_JOB 1:_ According to the remarks, how many Americans were added to the payrolls over the past three years?

────────────────────

Press Room
 

March 3, 2006
JS-4090

Prepared Remarks
Stanford Institute for Economic Policy Research (SIEPR)
Economic Summit
Stanford, CA

Good morning. It's great to be here at Stanford; thank you so much for having me. It's an honor to visit the intellectual `home' of Secretaries Rice and Schultz, my good friend and former colleague John Taylor, and so many others who I've had the pleasure to know and work with, like Anne Krueger and Eddie Lazear.

Stanford has produced some of the most influential economic minds of our times, and certainly of the Bush Administration. John Taylor alone dramatically changed the direction of conversation among the finance ministers of the G7. He gave international economic policy direction that was both inspired and sound at a time when the international financial community was really in need of it that kind of intellectual leadership.

John's influence over Bush Administration policy began much earlier, of course, when he served as an economic advisor to the 2000 Presidential campaign. The economic policies that he was involved in developing – namely tax relief – have led to a terrific period of economic expansion for this country.

With GDP growth over four percent in 2004, at 3.5 percent last year and this year promising to be perhaps better yet, there can be little question that smart, steady economic stewardship deserves some credit.

Well-timed tax relief, combined with sound monetary policy from the Federal Reserve Board, helped boost 4.7 million Americans onto the payrolls over the past three years. Our unemployment rate is very low, and with the exception of the peak of the high-tech bubble in 1999-2000, initial jobless claims have not been this low in more than 30 years.

Many of you are economists, so I know that I don't have to tell you this, but simple truths can be worth repeating: You always get less of something you tax.

So by lowering the taxes on capital, the Jobs and Growth Act of 2003 encouraged increased long-term investment. Increased long-term investment in turn improved the long-turn outlook of the economy. It made the economy more productive. With additional capital, labor output rose. And with rising labor output the demand for labor increased and living standards are now higher.

And while many factors contributed to the improved performance of the economy, the tax reductions on capital, I think, have been at the heart of the progress we have seen. By lowering the cost of capital the President's proposals improved the inherent efficiency of the economy, and this will prove effective for both the short and long term.

The proof is in the numbers: After nine consecutive declining quarters of real annual business investment, we have had ten straight quarters of rising business investment.

Making those tax cuts permanent will help keep our economy on this good path of growth. And an important part of my job is reminding Congress of that fact. I can't say it strongly enough: a tax increase would be very bad for this economy, for every American who still seeks work, and it would be foolish to turn away from this course that is benefiting so many. Congress must resist the urge to raise taxes.

Tax relief permanency really is the tax business of the day in Washington. The next significant step on taxes, of course, being tax reform. Eddie Lazear, who I mentioned earlier – a proud Stanford alum – was part of a terrific effort on the President's Panel on Tax Reform. The work of that panel is the beginning of what is sure to be one of the most significant policy debates of this decade.

────────────────────

_JOB 2:_ Collect every line of the records that contains the string "name".

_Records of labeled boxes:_
────────────────────

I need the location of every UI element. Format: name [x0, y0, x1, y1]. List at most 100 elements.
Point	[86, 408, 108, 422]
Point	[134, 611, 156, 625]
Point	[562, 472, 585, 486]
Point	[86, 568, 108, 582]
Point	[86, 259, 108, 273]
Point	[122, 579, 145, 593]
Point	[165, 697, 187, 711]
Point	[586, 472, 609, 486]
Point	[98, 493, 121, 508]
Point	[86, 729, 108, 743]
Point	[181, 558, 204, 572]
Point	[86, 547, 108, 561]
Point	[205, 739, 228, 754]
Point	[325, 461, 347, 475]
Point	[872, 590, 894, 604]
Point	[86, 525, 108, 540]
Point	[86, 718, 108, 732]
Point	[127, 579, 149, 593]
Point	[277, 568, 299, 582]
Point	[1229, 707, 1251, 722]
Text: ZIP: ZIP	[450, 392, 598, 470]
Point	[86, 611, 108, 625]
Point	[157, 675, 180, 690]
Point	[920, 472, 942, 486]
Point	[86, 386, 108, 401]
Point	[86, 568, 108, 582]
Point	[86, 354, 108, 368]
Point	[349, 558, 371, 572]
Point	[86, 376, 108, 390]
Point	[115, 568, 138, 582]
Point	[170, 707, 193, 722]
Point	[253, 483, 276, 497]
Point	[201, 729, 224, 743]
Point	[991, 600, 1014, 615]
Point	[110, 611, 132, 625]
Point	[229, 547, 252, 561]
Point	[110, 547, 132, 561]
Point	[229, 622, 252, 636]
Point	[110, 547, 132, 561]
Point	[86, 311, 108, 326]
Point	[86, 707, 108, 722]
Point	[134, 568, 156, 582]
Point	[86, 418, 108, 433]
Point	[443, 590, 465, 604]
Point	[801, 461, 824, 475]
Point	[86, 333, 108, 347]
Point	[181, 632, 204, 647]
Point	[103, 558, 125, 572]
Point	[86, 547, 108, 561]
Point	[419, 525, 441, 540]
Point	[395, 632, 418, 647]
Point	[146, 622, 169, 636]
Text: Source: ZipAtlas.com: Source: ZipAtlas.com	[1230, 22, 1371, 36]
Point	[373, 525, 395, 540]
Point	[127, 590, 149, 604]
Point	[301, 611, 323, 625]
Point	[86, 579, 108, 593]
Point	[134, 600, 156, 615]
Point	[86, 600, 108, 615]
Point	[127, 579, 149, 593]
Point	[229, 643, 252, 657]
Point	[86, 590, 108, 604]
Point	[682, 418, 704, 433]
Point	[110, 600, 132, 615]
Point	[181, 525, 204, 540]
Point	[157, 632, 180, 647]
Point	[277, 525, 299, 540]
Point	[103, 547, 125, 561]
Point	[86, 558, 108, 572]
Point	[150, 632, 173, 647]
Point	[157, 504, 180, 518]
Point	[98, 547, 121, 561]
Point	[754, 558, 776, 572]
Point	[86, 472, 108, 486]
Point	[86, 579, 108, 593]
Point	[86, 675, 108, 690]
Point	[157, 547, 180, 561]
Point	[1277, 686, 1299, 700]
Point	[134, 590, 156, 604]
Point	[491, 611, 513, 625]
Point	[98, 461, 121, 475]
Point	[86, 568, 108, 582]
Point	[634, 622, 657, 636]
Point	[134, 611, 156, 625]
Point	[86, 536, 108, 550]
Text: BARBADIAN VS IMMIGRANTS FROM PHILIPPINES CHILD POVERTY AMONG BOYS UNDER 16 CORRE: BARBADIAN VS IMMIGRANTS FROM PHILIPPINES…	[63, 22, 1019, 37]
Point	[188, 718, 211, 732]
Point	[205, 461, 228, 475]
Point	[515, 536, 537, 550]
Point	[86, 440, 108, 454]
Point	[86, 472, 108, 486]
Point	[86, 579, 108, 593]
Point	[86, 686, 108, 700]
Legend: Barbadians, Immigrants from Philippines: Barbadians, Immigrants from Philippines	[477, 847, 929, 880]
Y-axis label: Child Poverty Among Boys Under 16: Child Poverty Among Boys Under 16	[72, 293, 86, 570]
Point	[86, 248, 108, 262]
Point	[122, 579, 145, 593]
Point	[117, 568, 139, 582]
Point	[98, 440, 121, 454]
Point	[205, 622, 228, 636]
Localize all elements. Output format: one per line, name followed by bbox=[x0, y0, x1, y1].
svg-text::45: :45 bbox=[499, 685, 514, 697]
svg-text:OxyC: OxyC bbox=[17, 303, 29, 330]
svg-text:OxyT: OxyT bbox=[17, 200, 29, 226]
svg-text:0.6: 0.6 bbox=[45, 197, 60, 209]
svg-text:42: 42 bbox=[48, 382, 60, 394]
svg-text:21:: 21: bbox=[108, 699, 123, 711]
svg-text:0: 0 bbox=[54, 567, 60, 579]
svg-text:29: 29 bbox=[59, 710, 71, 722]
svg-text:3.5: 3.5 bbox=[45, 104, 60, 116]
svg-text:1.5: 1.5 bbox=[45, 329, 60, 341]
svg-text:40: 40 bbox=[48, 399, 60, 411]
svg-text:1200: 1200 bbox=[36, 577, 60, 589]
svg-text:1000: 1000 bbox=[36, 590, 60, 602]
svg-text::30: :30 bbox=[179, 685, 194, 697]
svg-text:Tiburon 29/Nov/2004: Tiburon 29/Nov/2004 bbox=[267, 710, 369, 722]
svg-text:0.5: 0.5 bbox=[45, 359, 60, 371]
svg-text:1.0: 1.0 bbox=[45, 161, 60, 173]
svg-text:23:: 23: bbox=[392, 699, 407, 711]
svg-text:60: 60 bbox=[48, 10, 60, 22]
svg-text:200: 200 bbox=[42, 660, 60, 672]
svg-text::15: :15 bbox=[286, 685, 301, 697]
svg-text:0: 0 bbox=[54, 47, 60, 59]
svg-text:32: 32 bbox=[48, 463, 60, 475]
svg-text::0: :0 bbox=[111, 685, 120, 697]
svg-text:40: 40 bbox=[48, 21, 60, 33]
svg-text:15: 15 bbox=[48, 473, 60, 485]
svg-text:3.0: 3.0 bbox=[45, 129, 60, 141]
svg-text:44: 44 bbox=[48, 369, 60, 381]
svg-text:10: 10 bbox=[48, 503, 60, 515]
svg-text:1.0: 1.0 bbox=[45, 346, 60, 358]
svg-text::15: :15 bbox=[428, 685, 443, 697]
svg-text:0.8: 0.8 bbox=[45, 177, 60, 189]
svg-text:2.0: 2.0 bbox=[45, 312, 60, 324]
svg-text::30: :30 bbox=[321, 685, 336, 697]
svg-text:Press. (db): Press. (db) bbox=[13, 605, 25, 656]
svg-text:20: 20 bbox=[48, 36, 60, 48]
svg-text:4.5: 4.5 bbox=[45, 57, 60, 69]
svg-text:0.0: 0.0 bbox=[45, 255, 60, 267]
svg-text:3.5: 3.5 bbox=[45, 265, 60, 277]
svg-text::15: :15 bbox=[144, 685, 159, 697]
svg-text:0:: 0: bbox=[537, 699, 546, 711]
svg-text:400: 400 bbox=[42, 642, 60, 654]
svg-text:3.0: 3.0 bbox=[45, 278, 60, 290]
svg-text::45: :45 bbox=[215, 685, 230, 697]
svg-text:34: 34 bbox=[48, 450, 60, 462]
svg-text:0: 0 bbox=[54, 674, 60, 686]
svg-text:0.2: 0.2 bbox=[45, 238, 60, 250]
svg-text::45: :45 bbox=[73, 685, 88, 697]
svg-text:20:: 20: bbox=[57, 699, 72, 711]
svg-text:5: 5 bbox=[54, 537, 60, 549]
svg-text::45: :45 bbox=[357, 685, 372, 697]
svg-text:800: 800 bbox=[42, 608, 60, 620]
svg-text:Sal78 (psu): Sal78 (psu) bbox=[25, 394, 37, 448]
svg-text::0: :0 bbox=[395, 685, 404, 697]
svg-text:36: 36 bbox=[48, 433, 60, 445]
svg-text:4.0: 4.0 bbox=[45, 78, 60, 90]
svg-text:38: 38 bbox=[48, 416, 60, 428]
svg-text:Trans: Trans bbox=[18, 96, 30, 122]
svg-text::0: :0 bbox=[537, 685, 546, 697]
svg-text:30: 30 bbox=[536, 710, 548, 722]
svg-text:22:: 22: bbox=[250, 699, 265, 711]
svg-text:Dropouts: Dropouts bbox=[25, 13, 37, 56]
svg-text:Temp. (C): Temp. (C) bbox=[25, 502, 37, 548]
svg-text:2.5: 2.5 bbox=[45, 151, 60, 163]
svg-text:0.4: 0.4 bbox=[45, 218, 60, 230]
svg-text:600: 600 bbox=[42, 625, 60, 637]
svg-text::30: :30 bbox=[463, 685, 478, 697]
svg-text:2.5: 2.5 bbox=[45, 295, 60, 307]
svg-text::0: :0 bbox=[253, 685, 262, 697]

────────────────────

_WRITTEN REPLY 1:_ 4.7 million

_WRITTEN REPLY 2:_
I need the location of every UI element. Format: name [x0, y0, x1, y1]. List at most 100 elements.
Localize all elements. Output format: one per line, name followed by bbox=[x0, y0, x1, y1].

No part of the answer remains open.